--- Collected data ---
------------

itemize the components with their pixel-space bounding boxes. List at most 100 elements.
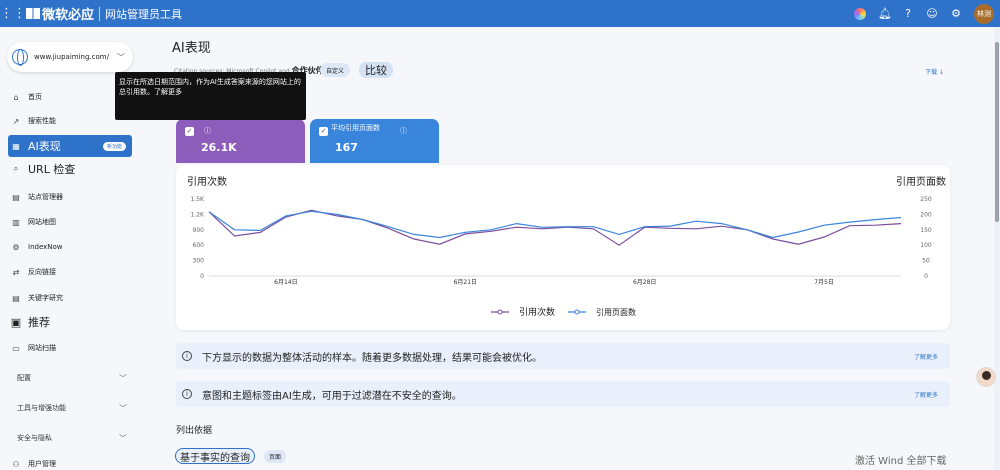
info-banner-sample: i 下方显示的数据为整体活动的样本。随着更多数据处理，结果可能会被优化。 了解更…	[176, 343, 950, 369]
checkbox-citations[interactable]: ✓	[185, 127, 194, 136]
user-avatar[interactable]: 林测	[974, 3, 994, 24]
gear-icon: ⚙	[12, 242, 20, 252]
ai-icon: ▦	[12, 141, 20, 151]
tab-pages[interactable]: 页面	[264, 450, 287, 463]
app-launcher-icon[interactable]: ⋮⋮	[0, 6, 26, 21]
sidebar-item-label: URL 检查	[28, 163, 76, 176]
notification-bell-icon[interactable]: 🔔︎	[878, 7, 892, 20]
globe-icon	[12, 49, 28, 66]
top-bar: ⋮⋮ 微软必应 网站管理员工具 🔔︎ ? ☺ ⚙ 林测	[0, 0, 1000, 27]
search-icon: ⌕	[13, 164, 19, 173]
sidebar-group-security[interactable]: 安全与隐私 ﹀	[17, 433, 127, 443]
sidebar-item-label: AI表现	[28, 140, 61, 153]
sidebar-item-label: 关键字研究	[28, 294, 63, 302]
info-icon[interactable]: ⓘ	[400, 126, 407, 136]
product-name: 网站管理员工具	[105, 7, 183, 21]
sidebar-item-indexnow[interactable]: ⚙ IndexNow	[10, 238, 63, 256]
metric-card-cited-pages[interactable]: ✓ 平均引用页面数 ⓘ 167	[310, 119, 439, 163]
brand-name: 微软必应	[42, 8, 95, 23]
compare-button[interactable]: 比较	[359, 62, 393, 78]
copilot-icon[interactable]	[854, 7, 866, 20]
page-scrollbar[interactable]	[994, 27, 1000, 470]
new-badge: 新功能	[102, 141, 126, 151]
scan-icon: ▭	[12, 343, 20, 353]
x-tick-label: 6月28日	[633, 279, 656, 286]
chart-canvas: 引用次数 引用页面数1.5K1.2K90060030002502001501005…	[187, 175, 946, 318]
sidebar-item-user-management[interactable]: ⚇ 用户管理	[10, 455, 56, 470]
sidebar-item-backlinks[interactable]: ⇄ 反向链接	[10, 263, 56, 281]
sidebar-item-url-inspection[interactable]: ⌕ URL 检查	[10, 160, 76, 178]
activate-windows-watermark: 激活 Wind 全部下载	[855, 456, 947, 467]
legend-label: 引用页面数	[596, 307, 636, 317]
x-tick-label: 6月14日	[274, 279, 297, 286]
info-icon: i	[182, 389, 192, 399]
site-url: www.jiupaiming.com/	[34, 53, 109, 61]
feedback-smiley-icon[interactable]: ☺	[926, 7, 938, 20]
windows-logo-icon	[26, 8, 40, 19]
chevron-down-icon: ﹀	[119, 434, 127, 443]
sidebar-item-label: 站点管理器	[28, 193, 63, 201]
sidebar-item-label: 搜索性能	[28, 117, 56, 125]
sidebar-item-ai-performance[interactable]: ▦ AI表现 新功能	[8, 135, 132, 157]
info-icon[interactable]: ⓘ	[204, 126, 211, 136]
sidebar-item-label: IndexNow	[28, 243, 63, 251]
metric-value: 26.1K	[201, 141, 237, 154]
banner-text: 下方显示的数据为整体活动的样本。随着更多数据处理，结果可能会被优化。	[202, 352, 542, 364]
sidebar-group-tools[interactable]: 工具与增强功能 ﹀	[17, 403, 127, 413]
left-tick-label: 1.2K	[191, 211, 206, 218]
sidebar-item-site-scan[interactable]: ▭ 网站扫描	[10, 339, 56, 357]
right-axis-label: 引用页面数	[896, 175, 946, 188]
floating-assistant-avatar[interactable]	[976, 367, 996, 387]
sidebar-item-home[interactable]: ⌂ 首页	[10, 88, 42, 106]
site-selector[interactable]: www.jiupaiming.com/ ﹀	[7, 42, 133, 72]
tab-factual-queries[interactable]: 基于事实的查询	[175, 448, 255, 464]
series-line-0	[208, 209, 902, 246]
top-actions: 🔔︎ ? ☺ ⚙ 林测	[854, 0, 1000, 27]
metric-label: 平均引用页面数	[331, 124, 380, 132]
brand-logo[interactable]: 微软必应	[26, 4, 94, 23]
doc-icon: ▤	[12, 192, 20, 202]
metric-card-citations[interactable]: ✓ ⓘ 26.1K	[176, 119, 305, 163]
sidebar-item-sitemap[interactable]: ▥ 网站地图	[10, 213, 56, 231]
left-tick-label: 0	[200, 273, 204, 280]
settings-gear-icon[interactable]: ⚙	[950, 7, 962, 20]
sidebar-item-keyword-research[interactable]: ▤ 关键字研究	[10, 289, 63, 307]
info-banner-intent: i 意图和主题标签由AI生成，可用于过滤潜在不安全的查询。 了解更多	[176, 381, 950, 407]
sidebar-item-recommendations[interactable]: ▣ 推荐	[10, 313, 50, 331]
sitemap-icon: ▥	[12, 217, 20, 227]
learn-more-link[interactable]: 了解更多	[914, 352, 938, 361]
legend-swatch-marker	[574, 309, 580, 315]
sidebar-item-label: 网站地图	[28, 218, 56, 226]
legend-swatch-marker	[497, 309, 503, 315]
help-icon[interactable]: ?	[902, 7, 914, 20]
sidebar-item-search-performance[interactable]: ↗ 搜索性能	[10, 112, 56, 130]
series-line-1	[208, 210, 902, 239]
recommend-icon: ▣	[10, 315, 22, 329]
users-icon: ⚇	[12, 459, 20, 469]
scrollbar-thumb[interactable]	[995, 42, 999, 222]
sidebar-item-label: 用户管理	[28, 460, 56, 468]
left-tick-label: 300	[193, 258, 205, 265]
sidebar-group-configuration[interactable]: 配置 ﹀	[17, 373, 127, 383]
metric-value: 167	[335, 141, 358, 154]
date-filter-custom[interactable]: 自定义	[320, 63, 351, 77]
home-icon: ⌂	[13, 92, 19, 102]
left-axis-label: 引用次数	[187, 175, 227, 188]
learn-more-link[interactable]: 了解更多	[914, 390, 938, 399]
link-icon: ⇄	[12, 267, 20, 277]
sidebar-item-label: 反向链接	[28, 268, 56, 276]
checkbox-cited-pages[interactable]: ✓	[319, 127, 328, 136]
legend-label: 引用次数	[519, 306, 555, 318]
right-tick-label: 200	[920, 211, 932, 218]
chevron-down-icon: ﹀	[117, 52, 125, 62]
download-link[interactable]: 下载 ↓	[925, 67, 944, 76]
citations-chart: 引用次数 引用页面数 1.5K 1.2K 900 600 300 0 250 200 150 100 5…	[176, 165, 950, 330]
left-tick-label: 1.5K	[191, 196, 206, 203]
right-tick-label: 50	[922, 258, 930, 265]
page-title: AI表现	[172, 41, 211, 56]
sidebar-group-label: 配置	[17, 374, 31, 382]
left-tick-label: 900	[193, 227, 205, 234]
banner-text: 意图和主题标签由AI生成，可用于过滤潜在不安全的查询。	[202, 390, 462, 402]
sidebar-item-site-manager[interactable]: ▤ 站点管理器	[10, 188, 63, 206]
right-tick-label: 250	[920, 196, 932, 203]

------------

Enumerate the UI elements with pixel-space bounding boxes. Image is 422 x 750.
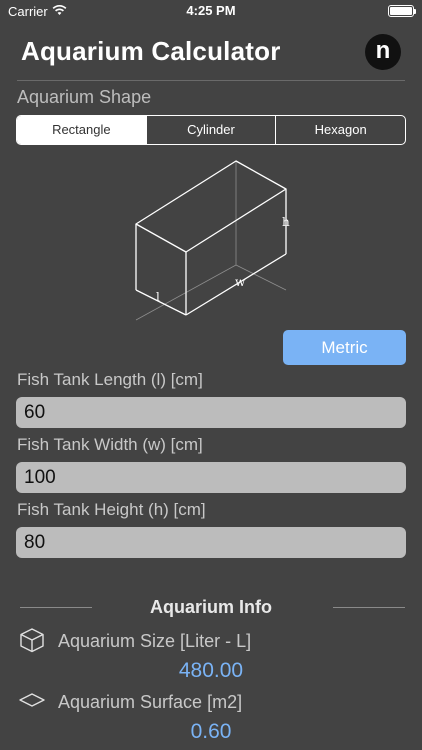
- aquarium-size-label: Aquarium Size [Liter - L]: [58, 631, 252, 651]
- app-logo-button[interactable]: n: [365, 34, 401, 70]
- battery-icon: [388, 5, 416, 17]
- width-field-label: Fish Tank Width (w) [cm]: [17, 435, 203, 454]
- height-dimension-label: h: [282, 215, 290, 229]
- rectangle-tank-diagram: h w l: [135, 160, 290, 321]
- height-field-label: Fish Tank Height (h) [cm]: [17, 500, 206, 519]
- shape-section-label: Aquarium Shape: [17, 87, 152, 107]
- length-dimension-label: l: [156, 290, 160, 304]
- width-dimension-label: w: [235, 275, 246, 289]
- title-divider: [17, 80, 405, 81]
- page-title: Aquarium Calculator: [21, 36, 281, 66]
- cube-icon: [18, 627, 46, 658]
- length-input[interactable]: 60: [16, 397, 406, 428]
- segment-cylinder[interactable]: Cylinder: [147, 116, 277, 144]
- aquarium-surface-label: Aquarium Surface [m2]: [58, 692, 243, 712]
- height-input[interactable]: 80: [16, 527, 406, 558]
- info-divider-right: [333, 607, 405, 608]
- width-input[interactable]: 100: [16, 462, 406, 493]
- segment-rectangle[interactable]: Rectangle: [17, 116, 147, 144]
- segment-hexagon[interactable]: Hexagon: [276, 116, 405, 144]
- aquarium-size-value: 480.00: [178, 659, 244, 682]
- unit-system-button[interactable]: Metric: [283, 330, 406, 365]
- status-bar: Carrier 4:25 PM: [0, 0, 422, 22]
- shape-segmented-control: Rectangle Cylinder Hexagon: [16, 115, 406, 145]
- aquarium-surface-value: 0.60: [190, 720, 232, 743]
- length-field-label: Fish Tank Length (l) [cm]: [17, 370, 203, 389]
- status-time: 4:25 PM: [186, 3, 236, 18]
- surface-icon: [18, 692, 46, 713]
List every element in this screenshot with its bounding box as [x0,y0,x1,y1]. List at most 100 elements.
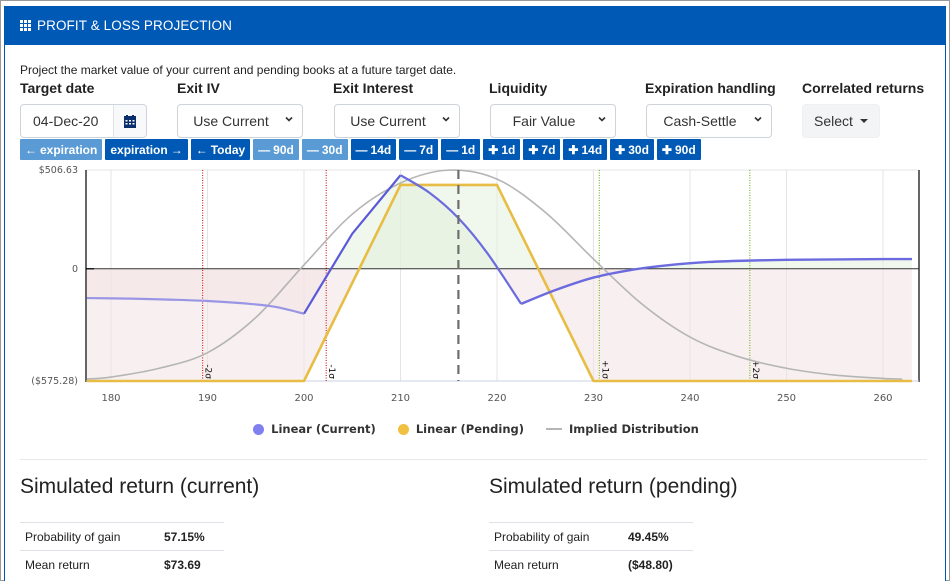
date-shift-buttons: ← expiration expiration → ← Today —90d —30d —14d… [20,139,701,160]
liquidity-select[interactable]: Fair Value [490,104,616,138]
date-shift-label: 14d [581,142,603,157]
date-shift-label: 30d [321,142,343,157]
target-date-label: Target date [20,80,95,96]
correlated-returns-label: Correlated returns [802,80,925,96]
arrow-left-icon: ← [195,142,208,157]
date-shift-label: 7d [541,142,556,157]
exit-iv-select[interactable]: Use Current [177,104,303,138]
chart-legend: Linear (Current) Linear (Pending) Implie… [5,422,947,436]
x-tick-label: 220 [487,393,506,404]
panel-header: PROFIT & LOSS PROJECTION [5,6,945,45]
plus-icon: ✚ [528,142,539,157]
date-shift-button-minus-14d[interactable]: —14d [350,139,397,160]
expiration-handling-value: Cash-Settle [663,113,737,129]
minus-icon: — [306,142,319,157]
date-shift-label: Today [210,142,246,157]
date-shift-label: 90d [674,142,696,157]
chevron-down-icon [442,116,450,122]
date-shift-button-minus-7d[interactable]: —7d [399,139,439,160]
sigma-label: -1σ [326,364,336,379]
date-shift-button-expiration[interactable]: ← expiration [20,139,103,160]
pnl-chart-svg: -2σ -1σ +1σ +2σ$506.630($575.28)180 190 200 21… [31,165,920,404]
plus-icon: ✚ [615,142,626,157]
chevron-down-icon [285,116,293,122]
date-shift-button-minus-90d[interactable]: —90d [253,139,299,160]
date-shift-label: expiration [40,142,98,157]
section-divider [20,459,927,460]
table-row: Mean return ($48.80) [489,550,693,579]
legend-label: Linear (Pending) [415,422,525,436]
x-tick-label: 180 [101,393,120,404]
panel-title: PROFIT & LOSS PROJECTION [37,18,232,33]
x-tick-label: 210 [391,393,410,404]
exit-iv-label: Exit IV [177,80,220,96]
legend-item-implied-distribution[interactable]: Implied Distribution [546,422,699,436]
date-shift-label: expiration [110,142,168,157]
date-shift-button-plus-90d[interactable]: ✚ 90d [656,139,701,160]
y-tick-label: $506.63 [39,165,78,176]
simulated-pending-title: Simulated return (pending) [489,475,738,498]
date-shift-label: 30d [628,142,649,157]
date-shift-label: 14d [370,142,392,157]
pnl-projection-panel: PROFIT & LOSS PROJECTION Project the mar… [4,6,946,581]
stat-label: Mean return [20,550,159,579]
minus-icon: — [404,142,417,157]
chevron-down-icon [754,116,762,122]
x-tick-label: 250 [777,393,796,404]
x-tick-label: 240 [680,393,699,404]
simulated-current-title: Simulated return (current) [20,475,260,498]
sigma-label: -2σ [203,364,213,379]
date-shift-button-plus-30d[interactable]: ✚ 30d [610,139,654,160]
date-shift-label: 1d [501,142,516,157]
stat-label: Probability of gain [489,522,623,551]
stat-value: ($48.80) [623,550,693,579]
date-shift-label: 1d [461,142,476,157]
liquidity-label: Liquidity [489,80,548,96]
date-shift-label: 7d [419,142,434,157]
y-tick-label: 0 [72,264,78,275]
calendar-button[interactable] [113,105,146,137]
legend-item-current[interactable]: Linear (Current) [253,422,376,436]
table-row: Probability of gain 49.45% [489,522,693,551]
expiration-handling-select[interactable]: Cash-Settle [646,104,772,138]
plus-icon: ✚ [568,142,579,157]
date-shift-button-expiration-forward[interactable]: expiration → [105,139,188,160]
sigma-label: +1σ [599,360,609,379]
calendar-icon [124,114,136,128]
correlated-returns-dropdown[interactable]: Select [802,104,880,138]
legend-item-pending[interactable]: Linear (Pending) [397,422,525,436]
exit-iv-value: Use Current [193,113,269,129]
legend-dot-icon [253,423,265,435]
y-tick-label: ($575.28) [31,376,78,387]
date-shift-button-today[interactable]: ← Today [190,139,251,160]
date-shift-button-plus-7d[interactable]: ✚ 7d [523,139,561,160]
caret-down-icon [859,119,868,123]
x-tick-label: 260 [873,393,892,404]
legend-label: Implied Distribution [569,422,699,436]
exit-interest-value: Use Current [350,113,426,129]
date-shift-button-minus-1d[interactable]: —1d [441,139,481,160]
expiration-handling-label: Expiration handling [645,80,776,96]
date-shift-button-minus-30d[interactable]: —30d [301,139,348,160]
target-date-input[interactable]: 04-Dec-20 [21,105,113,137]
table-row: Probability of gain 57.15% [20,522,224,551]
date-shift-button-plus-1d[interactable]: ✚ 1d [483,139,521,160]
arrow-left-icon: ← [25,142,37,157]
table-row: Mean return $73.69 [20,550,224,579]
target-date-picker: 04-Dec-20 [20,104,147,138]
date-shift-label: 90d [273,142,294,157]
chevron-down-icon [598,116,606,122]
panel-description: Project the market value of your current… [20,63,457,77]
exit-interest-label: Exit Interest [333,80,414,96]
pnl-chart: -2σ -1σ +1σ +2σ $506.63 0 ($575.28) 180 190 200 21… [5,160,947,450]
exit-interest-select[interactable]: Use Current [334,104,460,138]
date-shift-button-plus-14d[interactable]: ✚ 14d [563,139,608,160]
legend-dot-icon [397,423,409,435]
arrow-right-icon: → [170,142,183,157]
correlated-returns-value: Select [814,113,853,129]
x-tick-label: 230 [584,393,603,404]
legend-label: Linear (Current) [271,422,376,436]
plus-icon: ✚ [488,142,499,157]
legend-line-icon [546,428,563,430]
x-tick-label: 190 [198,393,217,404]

------------

--- WHAT THIS TASK INVOLVES ---
Express the stretch of the records from the line containing "- aquarium-size-label: Aquarium" through the line containing "List every element" as a JSON list of strings, one string per line, with both of those lines included and any blank lines omitted.

--- WRITTEN RESPONSE ---
[
  "- aquarium-size-label: Aquarium Size [Liter - L]: [58, 631, 252, 651]",
  "- app-logo-button[interactable]: n: [365, 34, 401, 70]",
  "- battery-icon: [388, 5, 416, 17]",
  "- width-field-label: Fish Tank Width (w) [cm]: [17, 435, 203, 454]",
  "- height-dimension-label: h: [282, 215, 290, 229]",
  "- rectangle-tank-diagram: h w l: [135, 160, 290, 321]",
  "- height-field-label: Fish Tank Height (h) [cm]: [17, 500, 206, 519]",
  "- shape-section-label: Aquarium Shape: [17, 87, 152, 107]",
  "- length-dimension-label: l: [156, 290, 160, 304]",
  "- width-dimension-label: w: [235, 275, 246, 289]",
  "- title-divider: [17, 80, 405, 81]",
  "- page-title: Aquarium Calculator: [21, 36, 281, 66]",
  "- cube-icon: [18, 627, 46, 658]",
  "- length-input[interactable]: 60: [16, 397, 406, 428]",
  "- segment-cylinder[interactable]: Cylinder: [147, 116, 277, 144]",
  "- aquarium-surface-label: Aquarium Surface [m2]: [58, 692, 243, 712]",
  "- height-input[interactable]: 80: [16, 527, 406, 558]",
  "- info-divider-right: [333, 607, 405, 608]",
  "- width-input[interactable]: 100: [16, 462, 406, 493]",
  "- segment-rectangle[interactable]: Rectangle: [17, 116, 147, 144]",
  "- segment-hexagon[interactable]: Hexagon: [276, 116, 405, 144]",
  "- aquarium-size-value: 480.00: [178, 659, 244, 682]",
  "- unit-system-button[interactable]: Metric: [283, 330, 406, 365]",
  "- status-bar: Carrier 4:25 PM: [0, 0, 422, 22]",
  "- shape-segmented-control: Rectangle Cylinder Hexagon: [16, 115, 406, 145]",
  "- aquarium-surface-value: 0.60: [190, 720, 232, 743]",
  "- length-field-label: Fish Tank Length (l) [cm]: [17, 370, 203, 389]",
  "- status-time: 4:25 PM: [186, 3, 236, 18]",
  "- surface-icon: [18, 692, 46, 713]",
  "List every element in this screenshot with its bounding box as [x0,y0,x1,y1]. List at most 100 elements."
]